**Problem description**
Leave out the pictures and copy everything else below exactly.

>> begin

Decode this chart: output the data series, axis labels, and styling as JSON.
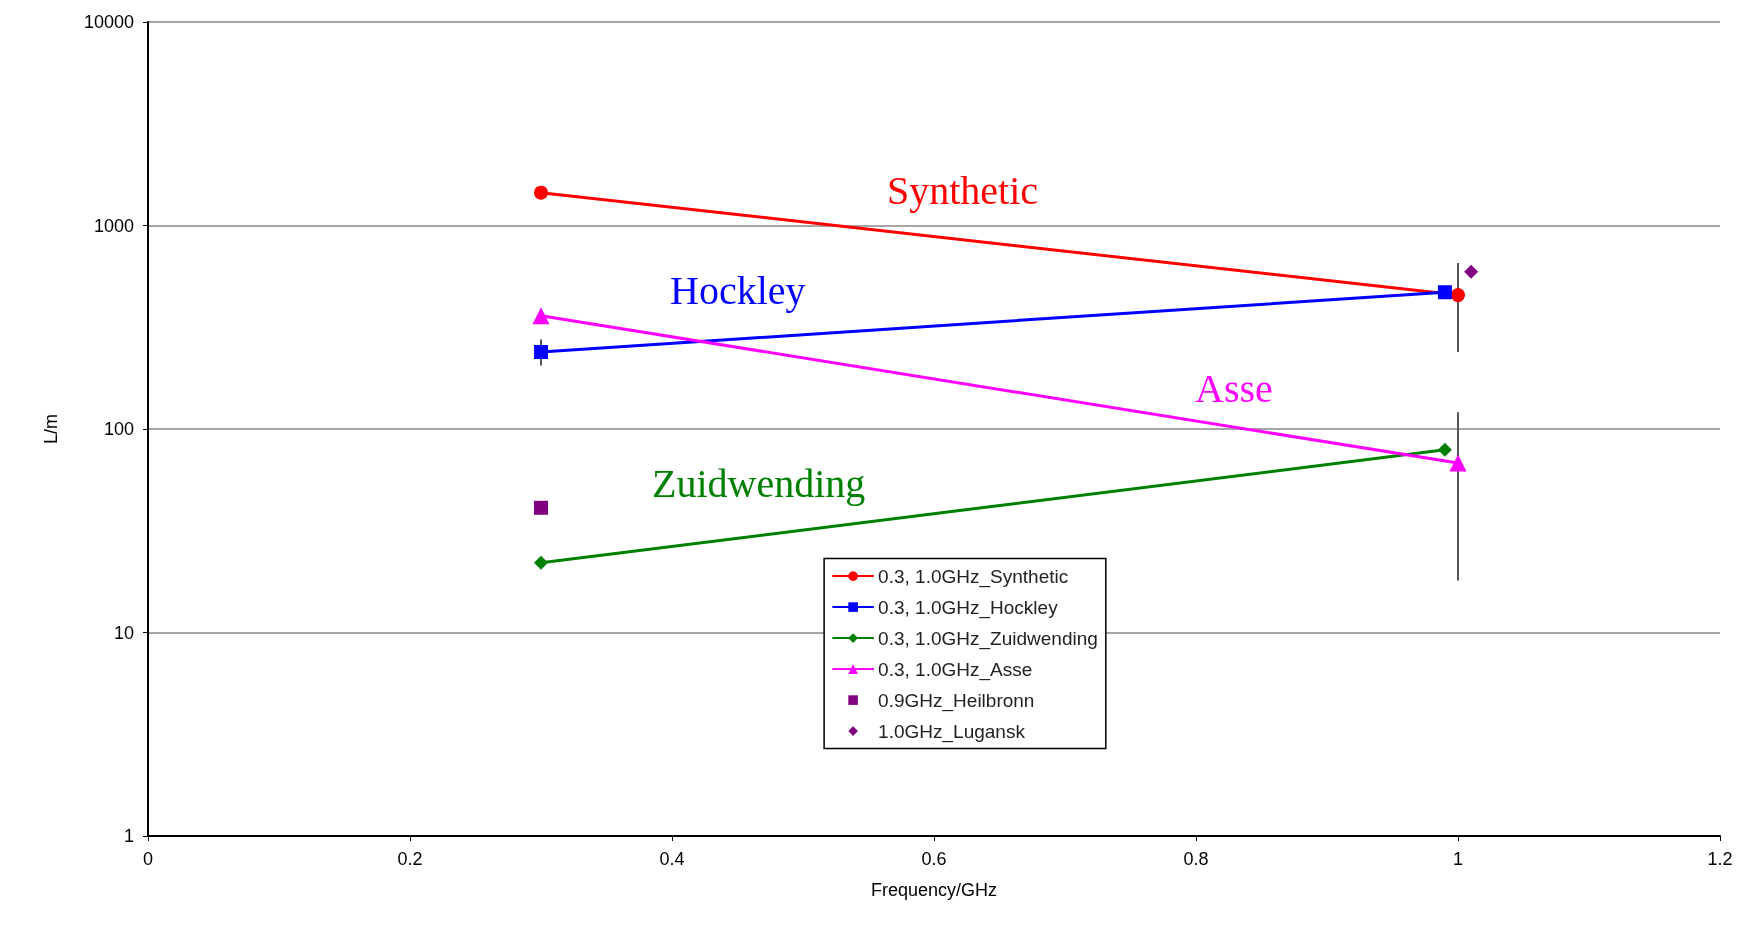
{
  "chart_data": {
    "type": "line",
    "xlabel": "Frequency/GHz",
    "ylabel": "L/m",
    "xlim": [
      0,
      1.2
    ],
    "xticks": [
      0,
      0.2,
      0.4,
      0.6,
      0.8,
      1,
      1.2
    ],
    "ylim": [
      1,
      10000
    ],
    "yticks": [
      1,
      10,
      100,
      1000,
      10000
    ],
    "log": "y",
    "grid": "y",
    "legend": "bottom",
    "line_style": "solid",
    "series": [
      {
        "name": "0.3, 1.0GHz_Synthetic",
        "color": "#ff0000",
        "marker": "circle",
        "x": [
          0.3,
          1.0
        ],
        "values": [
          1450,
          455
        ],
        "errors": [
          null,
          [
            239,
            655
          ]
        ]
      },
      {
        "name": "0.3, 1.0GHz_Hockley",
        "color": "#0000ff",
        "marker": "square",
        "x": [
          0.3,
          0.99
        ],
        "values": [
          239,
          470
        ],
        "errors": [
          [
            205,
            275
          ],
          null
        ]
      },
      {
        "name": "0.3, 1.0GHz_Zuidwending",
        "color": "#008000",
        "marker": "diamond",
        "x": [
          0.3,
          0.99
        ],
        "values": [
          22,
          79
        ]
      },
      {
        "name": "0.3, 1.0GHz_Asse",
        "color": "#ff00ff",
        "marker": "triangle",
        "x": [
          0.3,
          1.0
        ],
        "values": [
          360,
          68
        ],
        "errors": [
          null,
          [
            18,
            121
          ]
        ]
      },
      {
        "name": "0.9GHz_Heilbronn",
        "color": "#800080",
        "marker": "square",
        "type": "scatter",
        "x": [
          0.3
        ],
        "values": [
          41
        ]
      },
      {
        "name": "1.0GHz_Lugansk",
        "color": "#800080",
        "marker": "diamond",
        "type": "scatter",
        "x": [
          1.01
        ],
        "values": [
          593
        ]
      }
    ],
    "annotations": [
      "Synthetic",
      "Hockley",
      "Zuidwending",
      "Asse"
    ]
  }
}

>> end

**Answer for the task**
Decode this chart: output the data series, axis labels, and styling as JSON.
{
  "chart_data": {
    "type": "line",
    "xlabel": "Frequency/GHz",
    "ylabel": "L/m",
    "xlim": [
      0,
      1.2
    ],
    "xticks": [
      0,
      0.2,
      0.4,
      0.6,
      0.8,
      1,
      1.2
    ],
    "ylim": [
      1,
      10000
    ],
    "yticks": [
      1,
      10,
      100,
      1000,
      10000
    ],
    "log": "y",
    "grid": "y",
    "legend": "bottom",
    "line_style": "solid",
    "series": [
      {
        "name": "0.3, 1.0GHz_Synthetic",
        "color": "#ff0000",
        "marker": "circle",
        "x": [
          0.3,
          1.0
        ],
        "values": [
          1450,
          455
        ],
        "errors": [
          null,
          [
            239,
            655
          ]
        ]
      },
      {
        "name": "0.3, 1.0GHz_Hockley",
        "color": "#0000ff",
        "marker": "square",
        "x": [
          0.3,
          0.99
        ],
        "values": [
          239,
          470
        ],
        "errors": [
          [
            205,
            275
          ],
          null
        ]
      },
      {
        "name": "0.3, 1.0GHz_Zuidwending",
        "color": "#008000",
        "marker": "diamond",
        "x": [
          0.3,
          0.99
        ],
        "values": [
          22,
          79
        ]
      },
      {
        "name": "0.3, 1.0GHz_Asse",
        "color": "#ff00ff",
        "marker": "triangle",
        "x": [
          0.3,
          1.0
        ],
        "values": [
          360,
          68
        ],
        "errors": [
          null,
          [
            18,
            121
          ]
        ]
      },
      {
        "name": "0.9GHz_Heilbronn",
        "color": "#800080",
        "marker": "square",
        "type": "scatter",
        "x": [
          0.3
        ],
        "values": [
          41
        ]
      },
      {
        "name": "1.0GHz_Lugansk",
        "color": "#800080",
        "marker": "diamond",
        "type": "scatter",
        "x": [
          1.01
        ],
        "values": [
          593
        ]
      }
    ],
    "annotations": [
      "Synthetic",
      "Hockley",
      "Zuidwending",
      "Asse"
    ]
  }
}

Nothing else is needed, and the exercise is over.